• _DIRECTION_:
What you return should match every record exactly, with the images removed.

• _RECORD SET_:
+ + + + +
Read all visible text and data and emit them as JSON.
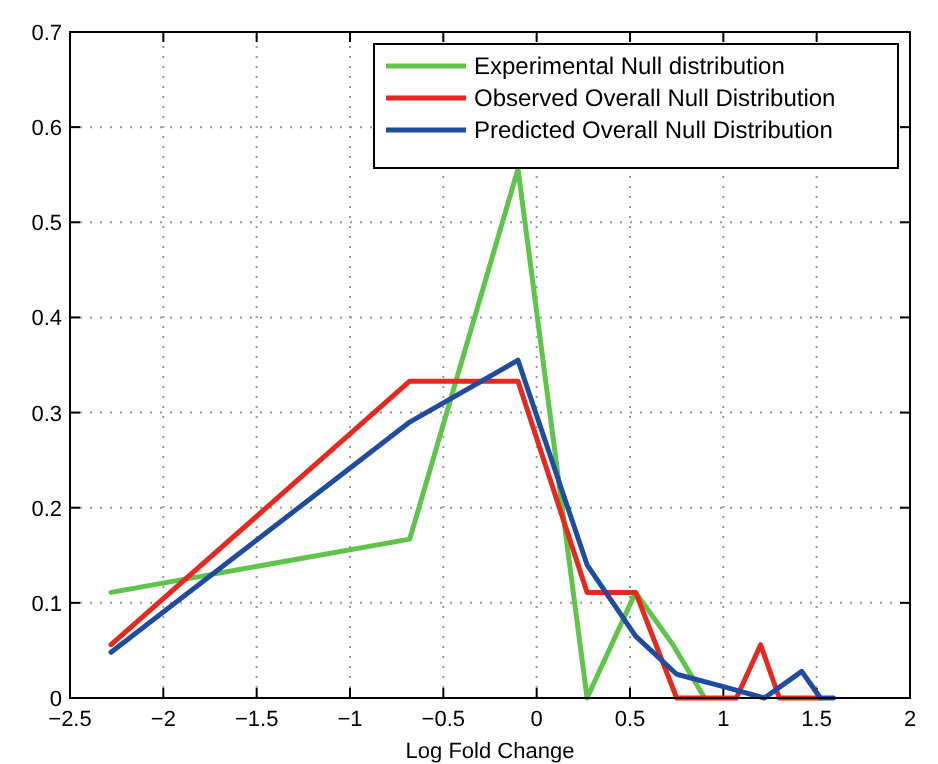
{
  "chart_data": {
    "type": "line",
    "xlabel": "Log Fold Change",
    "xlim": [
      -2.5,
      2
    ],
    "xticks": [
      -2.5,
      -2,
      -1.5,
      -1,
      -0.5,
      0,
      0.5,
      1,
      1.5,
      2
    ],
    "ylim": [
      0,
      0.7
    ],
    "yticks": [
      0,
      0.1,
      0.2,
      0.3,
      0.4,
      0.5,
      0.6,
      0.7
    ],
    "grid": true,
    "legend": "top right",
    "line_style": "solid",
    "marker": "none",
    "series": [
      {
        "name": "Experimental Null distribution",
        "color": "#5ec44a",
        "x": [
          -2.28,
          -0.68,
          -0.1,
          0.27,
          0.53,
          0.73,
          0.9
        ],
        "values": [
          0.111,
          0.167,
          0.556,
          0,
          0.111,
          0.056,
          0
        ]
      },
      {
        "name": "Observed Overall Null Distribution",
        "color": "#e8281e",
        "x": [
          -2.28,
          -0.68,
          -0.1,
          0.27,
          0.53,
          0.75,
          1.07,
          1.2,
          1.3,
          1.52
        ],
        "values": [
          0.056,
          0.333,
          0.333,
          0.111,
          0.111,
          0,
          0,
          0.056,
          0,
          0
        ]
      },
      {
        "name": "Predicted Overall Null Distribution",
        "color": "#1f4c9e",
        "x": [
          -2.28,
          -0.68,
          -0.1,
          0.27,
          0.53,
          0.75,
          1.0,
          1.22,
          1.42,
          1.52,
          1.59
        ],
        "values": [
          0.048,
          0.29,
          0.355,
          0.14,
          0.065,
          0.025,
          0.012,
          0,
          0.028,
          0,
          0
        ]
      }
    ]
  }
}
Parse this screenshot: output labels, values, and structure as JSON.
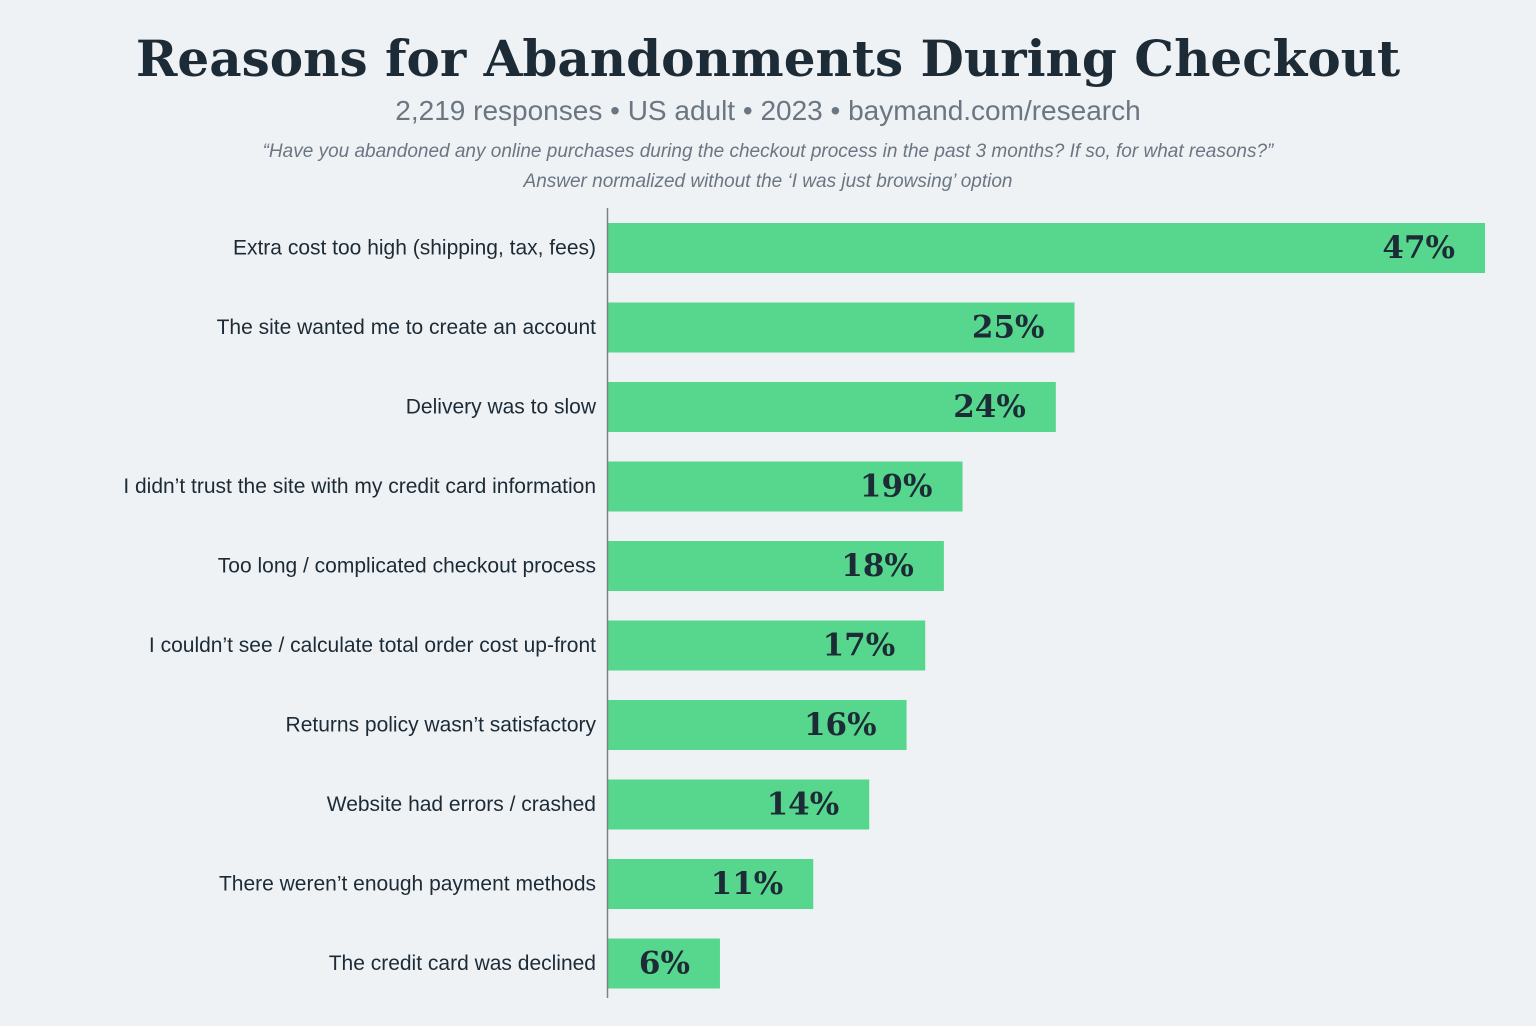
+ + + + +
• _RESPONSE TO THIS TASK_:
Read all visible text and data and emit them as JSON.
{
  "chart_data": {
    "type": "line",
    "xlabel": "Log Fold Change",
    "xlim": [
      -2.5,
      2
    ],
    "xticks": [
      -2.5,
      -2,
      -1.5,
      -1,
      -0.5,
      0,
      0.5,
      1,
      1.5,
      2
    ],
    "ylim": [
      0,
      0.7
    ],
    "yticks": [
      0,
      0.1,
      0.2,
      0.3,
      0.4,
      0.5,
      0.6,
      0.7
    ],
    "grid": true,
    "legend": "top right",
    "line_style": "solid",
    "marker": "none",
    "series": [
      {
        "name": "Experimental Null distribution",
        "color": "#5ec44a",
        "x": [
          -2.28,
          -0.68,
          -0.1,
          0.27,
          0.53,
          0.73,
          0.9
        ],
        "values": [
          0.111,
          0.167,
          0.556,
          0,
          0.111,
          0.056,
          0
        ]
      },
      {
        "name": "Observed Overall Null Distribution",
        "color": "#e8281e",
        "x": [
          -2.28,
          -0.68,
          -0.1,
          0.27,
          0.53,
          0.75,
          1.07,
          1.2,
          1.3,
          1.52
        ],
        "values": [
          0.056,
          0.333,
          0.333,
          0.111,
          0.111,
          0,
          0,
          0.056,
          0,
          0
        ]
      },
      {
        "name": "Predicted Overall Null Distribution",
        "color": "#1f4c9e",
        "x": [
          -2.28,
          -0.68,
          -0.1,
          0.27,
          0.53,
          0.75,
          1.0,
          1.22,
          1.42,
          1.52,
          1.59
        ],
        "values": [
          0.048,
          0.29,
          0.355,
          0.14,
          0.065,
          0.025,
          0.012,
          0,
          0.028,
          0,
          0
        ]
      }
    ]
  }
}
Parse this screenshot: output labels, values, and structure as JSON.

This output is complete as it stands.